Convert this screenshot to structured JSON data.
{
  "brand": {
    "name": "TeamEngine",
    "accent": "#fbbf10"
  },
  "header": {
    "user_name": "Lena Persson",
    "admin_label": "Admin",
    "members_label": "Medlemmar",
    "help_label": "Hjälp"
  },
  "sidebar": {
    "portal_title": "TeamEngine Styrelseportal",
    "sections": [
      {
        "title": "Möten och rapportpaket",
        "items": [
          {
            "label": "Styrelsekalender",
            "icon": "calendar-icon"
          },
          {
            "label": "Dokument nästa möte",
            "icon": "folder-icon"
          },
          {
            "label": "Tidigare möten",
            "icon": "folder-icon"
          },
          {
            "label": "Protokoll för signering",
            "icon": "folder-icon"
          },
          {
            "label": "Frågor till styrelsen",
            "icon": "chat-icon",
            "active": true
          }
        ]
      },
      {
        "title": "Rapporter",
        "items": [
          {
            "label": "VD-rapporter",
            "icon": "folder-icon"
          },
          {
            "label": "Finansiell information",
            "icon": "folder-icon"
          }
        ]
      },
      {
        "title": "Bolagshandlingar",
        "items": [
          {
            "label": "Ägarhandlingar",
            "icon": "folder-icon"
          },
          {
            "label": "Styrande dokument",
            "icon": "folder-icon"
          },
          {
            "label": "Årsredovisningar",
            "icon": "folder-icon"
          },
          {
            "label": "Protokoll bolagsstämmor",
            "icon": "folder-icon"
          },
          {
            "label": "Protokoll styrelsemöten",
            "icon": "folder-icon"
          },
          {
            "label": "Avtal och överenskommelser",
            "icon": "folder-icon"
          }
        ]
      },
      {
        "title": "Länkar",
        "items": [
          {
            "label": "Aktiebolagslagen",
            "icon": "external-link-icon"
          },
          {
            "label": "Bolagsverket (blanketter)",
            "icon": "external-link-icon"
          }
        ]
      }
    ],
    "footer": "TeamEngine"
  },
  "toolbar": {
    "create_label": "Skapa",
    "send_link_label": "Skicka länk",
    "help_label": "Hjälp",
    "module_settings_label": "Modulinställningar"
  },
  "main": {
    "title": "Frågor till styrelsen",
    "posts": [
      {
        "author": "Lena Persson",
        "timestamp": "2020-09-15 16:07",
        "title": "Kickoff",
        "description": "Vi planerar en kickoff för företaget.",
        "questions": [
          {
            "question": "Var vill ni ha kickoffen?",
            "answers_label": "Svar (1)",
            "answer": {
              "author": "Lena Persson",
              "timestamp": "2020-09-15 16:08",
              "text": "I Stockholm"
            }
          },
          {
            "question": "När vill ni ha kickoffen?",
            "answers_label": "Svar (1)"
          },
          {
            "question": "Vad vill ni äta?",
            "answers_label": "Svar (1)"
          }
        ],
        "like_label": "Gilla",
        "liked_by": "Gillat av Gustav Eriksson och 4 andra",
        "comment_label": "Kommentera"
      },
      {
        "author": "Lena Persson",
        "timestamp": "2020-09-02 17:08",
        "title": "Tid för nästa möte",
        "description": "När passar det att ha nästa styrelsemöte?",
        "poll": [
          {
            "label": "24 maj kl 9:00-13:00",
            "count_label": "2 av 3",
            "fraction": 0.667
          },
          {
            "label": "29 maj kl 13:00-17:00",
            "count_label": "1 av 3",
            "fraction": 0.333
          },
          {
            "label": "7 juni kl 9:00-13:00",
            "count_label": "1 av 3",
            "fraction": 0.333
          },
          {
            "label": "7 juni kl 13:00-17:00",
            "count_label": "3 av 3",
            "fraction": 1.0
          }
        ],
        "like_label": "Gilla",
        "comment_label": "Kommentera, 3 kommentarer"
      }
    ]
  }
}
--
__Short task__: Every entry must be retyped in full, exactly as given.

__Task answer__:
Convert this screenshot to structured JSON data.
{
  "brand": {
    "name": "TeamEngine",
    "accent": "#fbbf10"
  },
  "header": {
    "user_name": "Lena Persson",
    "admin_label": "Admin",
    "members_label": "Medlemmar",
    "help_label": "Hjälp"
  },
  "sidebar": {
    "portal_title": "TeamEngine Styrelseportal",
    "sections": [
      {
        "title": "Möten och rapportpaket",
        "items": [
          {
            "label": "Styrelsekalender",
            "icon": "calendar-icon"
          },
          {
            "label": "Dokument nästa möte",
            "icon": "folder-icon"
          },
          {
            "label": "Tidigare möten",
            "icon": "folder-icon"
          },
          {
            "label": "Protokoll för signering",
            "icon": "folder-icon"
          },
          {
            "label": "Frågor till styrelsen",
            "icon": "chat-icon",
            "active": true
          }
        ]
      },
      {
        "title": "Rapporter",
        "items": [
          {
            "label": "VD-rapporter",
            "icon": "folder-icon"
          },
          {
            "label": "Finansiell information",
            "icon": "folder-icon"
          }
        ]
      },
      {
        "title": "Bolagshandlingar",
        "items": [
          {
            "label": "Ägarhandlingar",
            "icon": "folder-icon"
          },
          {
            "label": "Styrande dokument",
            "icon": "folder-icon"
          },
          {
            "label": "Årsredovisningar",
            "icon": "folder-icon"
          },
          {
            "label": "Protokoll bolagsstämmor",
            "icon": "folder-icon"
          },
          {
            "label": "Protokoll styrelsemöten",
            "icon": "folder-icon"
          },
          {
            "label": "Avtal och överenskommelser",
            "icon": "folder-icon"
          }
        ]
      },
      {
        "title": "Länkar",
        "items": [
          {
            "label": "Aktiebolagslagen",
            "icon": "external-link-icon"
          },
          {
            "label": "Bolagsverket (blanketter)",
            "icon": "external-link-icon"
          }
        ]
      }
    ],
    "footer": "TeamEngine"
  },
  "toolbar": {
    "create_label": "Skapa",
    "send_link_label": "Skicka länk",
    "help_label": "Hjälp",
    "module_settings_label": "Modulinställningar"
  },
  "main": {
    "title": "Frågor till styrelsen",
    "posts": [
      {
        "author": "Lena Persson",
        "timestamp": "2020-09-15 16:07",
        "title": "Kickoff",
        "description": "Vi planerar en kickoff för företaget.",
        "questions": [
          {
            "question": "Var vill ni ha kickoffen?",
            "answers_label": "Svar (1)",
            "answer": {
              "author": "Lena Persson",
              "timestamp": "2020-09-15 16:08",
              "text": "I Stockholm"
            }
          },
          {
            "question": "När vill ni ha kickoffen?",
            "answers_label": "Svar (1)"
          },
          {
            "question": "Vad vill ni äta?",
            "answers_label": "Svar (1)"
          }
        ],
        "like_label": "Gilla",
        "liked_by": "Gillat av Gustav Eriksson och 4 andra",
        "comment_label": "Kommentera"
      },
      {
        "author": "Lena Persson",
        "timestamp": "2020-09-02 17:08",
        "title": "Tid för nästa möte",
        "description": "När passar det att ha nästa styrelsemöte?",
        "poll": [
          {
            "label": "24 maj kl 9:00-13:00",
            "count_label": "2 av 3",
            "fraction": 0.667
          },
          {
            "label": "29 maj kl 13:00-17:00",
            "count_label": "1 av 3",
            "fraction": 0.333
          },
          {
            "label": "7 juni kl 9:00-13:00",
            "count_label": "1 av 3",
            "fraction": 0.333
          },
          {
            "label": "7 juni kl 13:00-17:00",
            "count_label": "3 av 3",
            "fraction": 1.0
          }
        ],
        "like_label": "Gilla",
        "comment_label": "Kommentera, 3 kommentarer"
      }
    ]
  }
}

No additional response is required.